Direction: Show all lines of the listing that hold the word "this".

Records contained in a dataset
___

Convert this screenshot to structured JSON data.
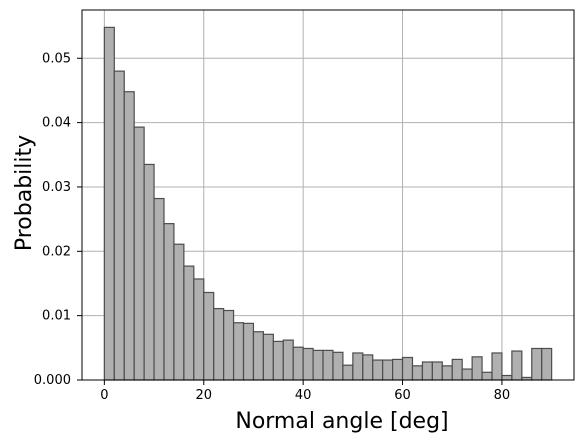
{
  "chart_data": {
    "type": "bar",
    "title": "",
    "xlabel": "Normal angle [deg]",
    "ylabel": "Probability",
    "xlim": [
      -4.5,
      94.5
    ],
    "ylim": [
      0,
      0.0575
    ],
    "grid": true,
    "bar_color": "#b0b0b0",
    "bar_edge_color": "#4d4d4d",
    "grid_color": "#b0b0b0",
    "bin_width": 2,
    "x_ticks": [
      {
        "value": 0,
        "label": "0"
      },
      {
        "value": 20,
        "label": "20"
      },
      {
        "value": 40,
        "label": "40"
      },
      {
        "value": 60,
        "label": "60"
      },
      {
        "value": 80,
        "label": "80"
      }
    ],
    "y_ticks": [
      {
        "value": 0,
        "label": "0.000"
      },
      {
        "value": 0.01,
        "label": "0.01"
      },
      {
        "value": 0.02,
        "label": "0.02"
      },
      {
        "value": 0.03,
        "label": "0.03"
      },
      {
        "value": 0.04,
        "label": "0.04"
      },
      {
        "value": 0.05,
        "label": "0.05"
      }
    ],
    "bin_starts": [
      0,
      2,
      4,
      6,
      8,
      10,
      12,
      14,
      16,
      18,
      20,
      22,
      24,
      26,
      28,
      30,
      32,
      34,
      36,
      38,
      40,
      42,
      44,
      46,
      48,
      50,
      52,
      54,
      56,
      58,
      60,
      62,
      64,
      66,
      68,
      70,
      72,
      74,
      76,
      78,
      80,
      82,
      84,
      86,
      88
    ],
    "values": [
      0.0548,
      0.048,
      0.0448,
      0.0393,
      0.0335,
      0.0282,
      0.0243,
      0.0211,
      0.0177,
      0.0157,
      0.0136,
      0.0111,
      0.0108,
      0.0089,
      0.0088,
      0.0075,
      0.0071,
      0.006,
      0.0062,
      0.0051,
      0.0049,
      0.0046,
      0.0046,
      0.0043,
      0.0023,
      0.0042,
      0.0039,
      0.0031,
      0.0031,
      0.0032,
      0.0035,
      0.0022,
      0.0028,
      0.0028,
      0.0022,
      0.0032,
      0.0017,
      0.0036,
      0.0012,
      0.0042,
      0.0007,
      0.0045,
      0.0004,
      0.0049,
      0.0049
    ]
  }
}
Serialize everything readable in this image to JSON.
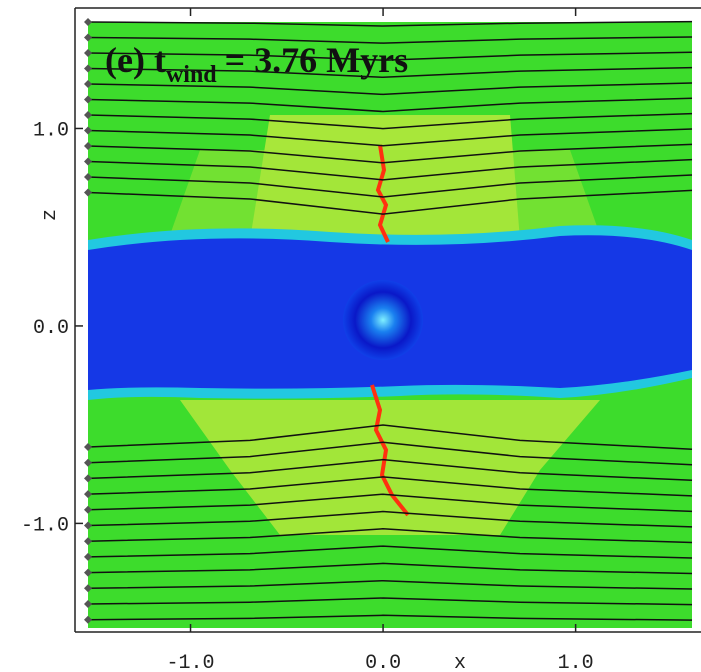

___

Output below:
Convert this screenshot to structured JSON data.
Serialize everything readable in this image to JSON.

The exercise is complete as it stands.